:: The input

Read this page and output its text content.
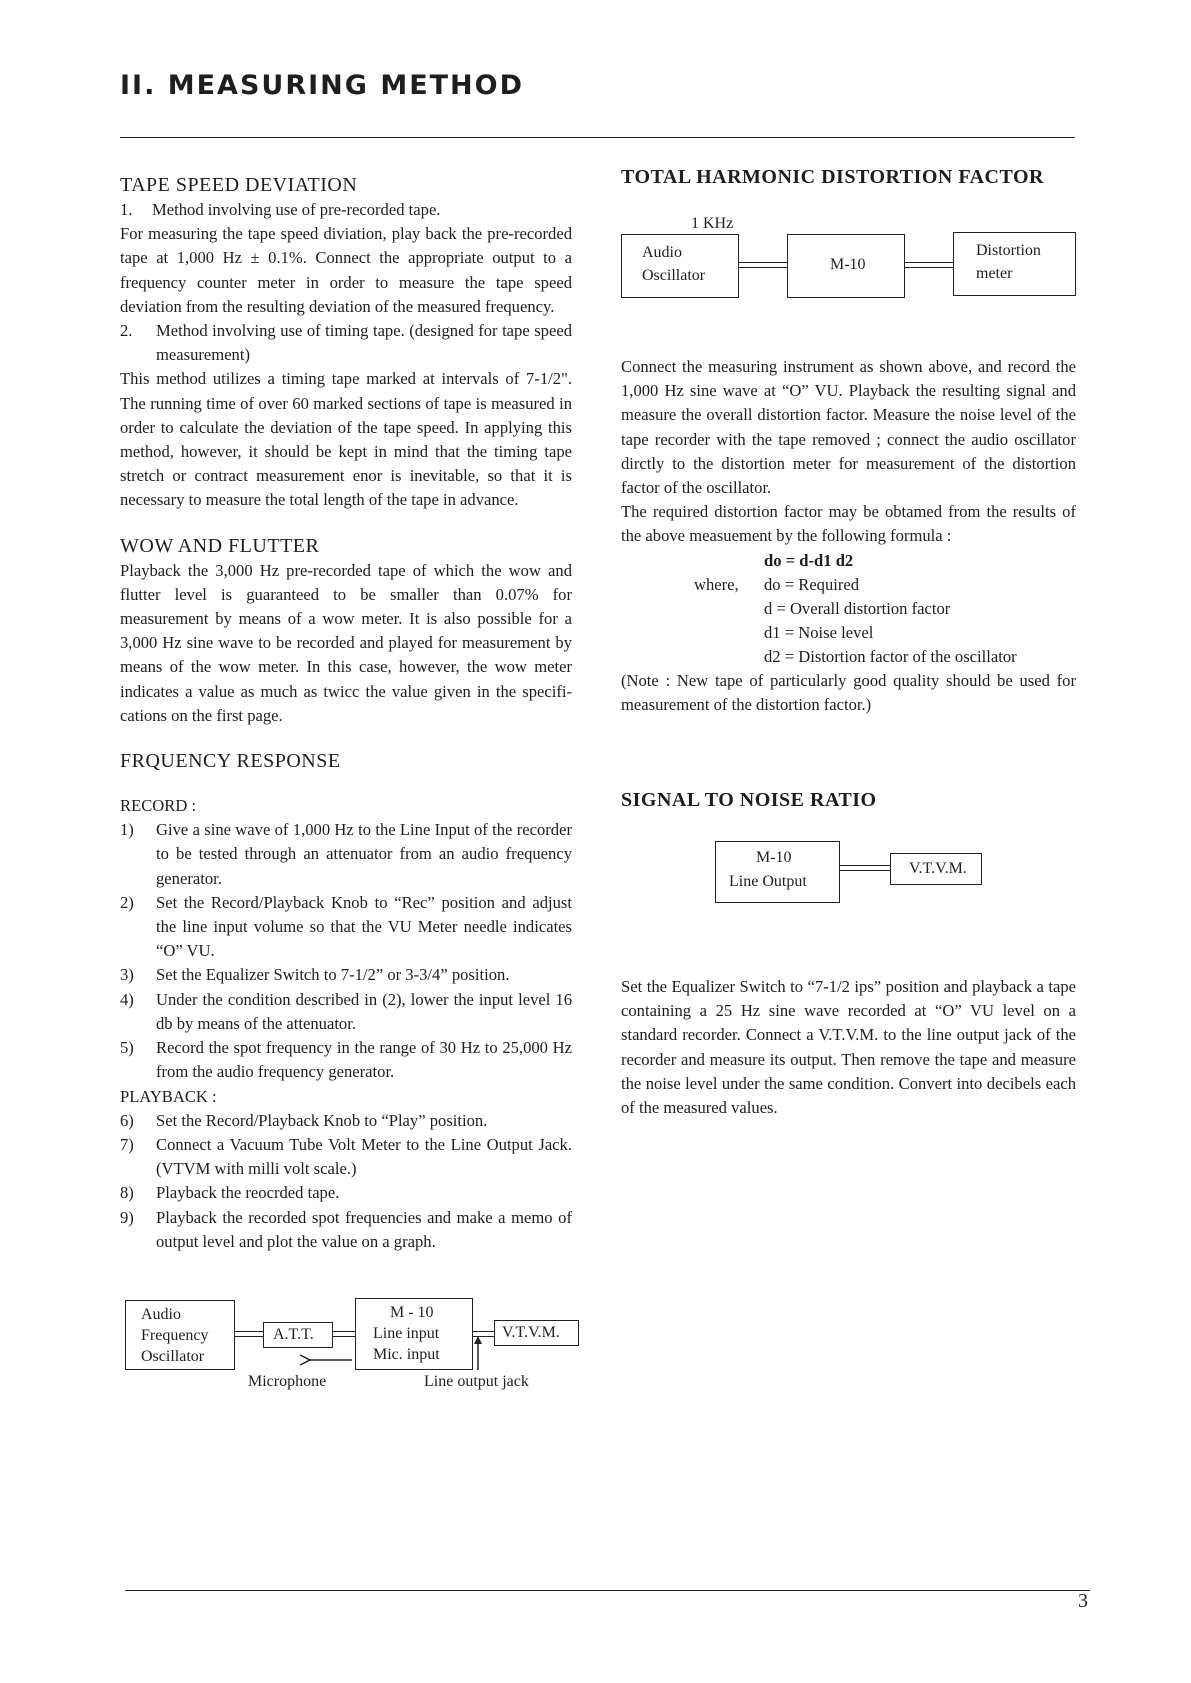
II. MEASURING METHOD
TAPE SPEED DEVIATION
1. Method involving use of pre-recorded tape.

For measuring the tape speed diviation, play back the pre-recorded tape at 1,000 Hz ± 0.1%. Connect the appropriate output to a frequency counter meter in order to measure the tape speed deviation from the resulting deviation of the measured frequency.

2. Method involving use of timing tape. (designed for tape speed measurement)

This method utilizes a timing tape marked at intervals of 7-1/2". The running time of over 60 marked sections of tape is measured in order to calculate the deviation of the tape speed. In applying this method, however, it should be kept in mind that the timing tape stretch or contract measurement enor is inevitable, so that it is necessary to measure the total length of the tape in advance.

WOW AND FLUTTER

Playback the 3,000 Hz pre-recorded tape of which the wow and flutter level is guaranteed to be smaller than 0.07% for measurement by means of a wow meter. It is also possible for a 3,000 Hz sine wave to be recorded and played for measurement by means of the wow meter. In this case, however, the wow meter indicates a value as much as twicc the value given in the specifi-cations on the first page.

FRQUENCY RESPONSE

RECORD :

1) Give a sine wave of 1,000 Hz to the Line Input of the recorder to be tested through an attenuator from an audio frequency generator.
2) Set the Record/Playback Knob to “Rec” position and adjust the line input volume so that the VU Meter needle indicates “O” VU.
3) Set the Equalizer Switch to 7-1/2” or 3-3/4” position.
4) Under the condition described in (2), lower the input level 16 db by means of the attenuator.
5) Record the spot frequency in the range of 30 Hz to 25,000 Hz from the audio frequency generator.

PLAYBACK :

6) Set the Record/Playback Knob to “Play” position.
7) Connect a Vacuum Tube Volt Meter to the Line Output Jack. (VTVM with milli volt scale.)
8) Playback the reocrded tape.
9) Playback the recorded spot frequencies and make a memo of output level and plot the value on a graph.
Audio
Frequency
Oscillator
A.T.T.
M - 10
Line input
Mic. input
V.T.V.M.
Microphone	Line output jack
TOTAL HARMONIC DISTORTION FACTOR
1 KHz
Audio
Oscillator
M-10
Distortion
meter

Connect the measuring instrument as shown above, and record the 1,000 Hz sine wave at “O” VU. Playback the resulting signal and measure the overall distortion factor. Measure the noise level of the tape recorder with the tape removed ; connect the audio oscillator dirctly to the distortion meter for measurement of the distortion factor of the oscillator.

The required distortion factor may be obtamed from the results of the above measuement by the following formula :

do = d-d1 d2
where, do = Required
d = Overall distortion factor
d1 = Noise level
d2 = Distortion factor of the oscillator

(Note : New tape of particularly good quality should be used for measurement of the distortion factor.)

SIGNAL TO NOISE RATIO
M-10
Line Output
V.T.V.M.

Set the Equalizer Switch to “7-1/2 ips” position and playback a tape containing a 25 Hz sine wave recorded at “O” VU level on a standard recorder. Connect a V.T.V.M. to the line output jack of the recorder and measure its output. Then remove the tape and measure the noise level under the same condition. Convert into decibels each of the measured values.

3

::::

● What you will do
Pictures in the data above should not be copied; transcribe everything else exactly.

● Written response
Read this page and output its text content.
II. MEASURING METHOD
TAPE SPEED DEVIATION
1. Method involving use of pre-recorded tape.

For measuring the tape speed diviation, play back the pre-recorded tape at 1,000 Hz ± 0.1%. Connect the appropriate output to a frequency counter meter in order to measure the tape speed deviation from the resulting deviation of the measured frequency.

2. Method involving use of timing tape. (designed for tape speed measurement)

This method utilizes a timing tape marked at intervals of 7-1/2". The running time of over 60 marked sections of tape is measured in order to calculate the deviation of the tape speed. In applying this method, however, it should be kept in mind that the timing tape stretch or contract measurement enor is inevitable, so that it is necessary to measure the total length of the tape in advance.

WOW AND FLUTTER

Playback the 3,000 Hz pre-recorded tape of which the wow and flutter level is guaranteed to be smaller than 0.07% for measurement by means of a wow meter. It is also possible for a 3,000 Hz sine wave to be recorded and played for measurement by means of the wow meter. In this case, however, the wow meter indicates a value as much as twicc the value given in the specifi-cations on the first page.

FRQUENCY RESPONSE

RECORD :

1) Give a sine wave of 1,000 Hz to the Line Input of the recorder to be tested through an attenuator from an audio frequency generator.
2) Set the Record/Playback Knob to “Rec” position and adjust the line input volume so that the VU Meter needle indicates “O” VU.
3) Set the Equalizer Switch to 7-1/2” or 3-3/4” position.
4) Under the condition described in (2), lower the input level 16 db by means of the attenuator.
5) Record the spot frequency in the range of 30 Hz to 25,000 Hz from the audio frequency generator.

PLAYBACK :

6) Set the Record/Playback Knob to “Play” position.
7) Connect a Vacuum Tube Volt Meter to the Line Output Jack. (VTVM with milli volt scale.)
8) Playback the reocrded tape.
9) Playback the recorded spot frequencies and make a memo of output level and plot the value on a graph.
Audio
Frequency
Oscillator
A.T.T.
M - 10
Line input
Mic. input
V.T.V.M.
Microphone	Line output jack
TOTAL HARMONIC DISTORTION FACTOR
1 KHz
Audio
Oscillator
M-10
Distortion
meter

Connect the measuring instrument as shown above, and record the 1,000 Hz sine wave at “O” VU. Playback the resulting signal and measure the overall distortion factor. Measure the noise level of the tape recorder with the tape removed ; connect the audio oscillator dirctly to the distortion meter for measurement of the distortion factor of the oscillator.

The required distortion factor may be obtamed from the results of the above measuement by the following formula :

do = d-d1 d2
where, do = Required
d = Overall distortion factor
d1 = Noise level
d2 = Distortion factor of the oscillator

(Note : New tape of particularly good quality should be used for measurement of the distortion factor.)

SIGNAL TO NOISE RATIO
M-10
Line Output
V.T.V.M.

Set the Equalizer Switch to “7-1/2 ips” position and playback a tape containing a 25 Hz sine wave recorded at “O” VU level on a standard recorder. Connect a V.T.V.M. to the line output jack of the recorder and measure its output. Then remove the tape and measure the noise level under the same condition. Convert into decibels each of the measured values.

3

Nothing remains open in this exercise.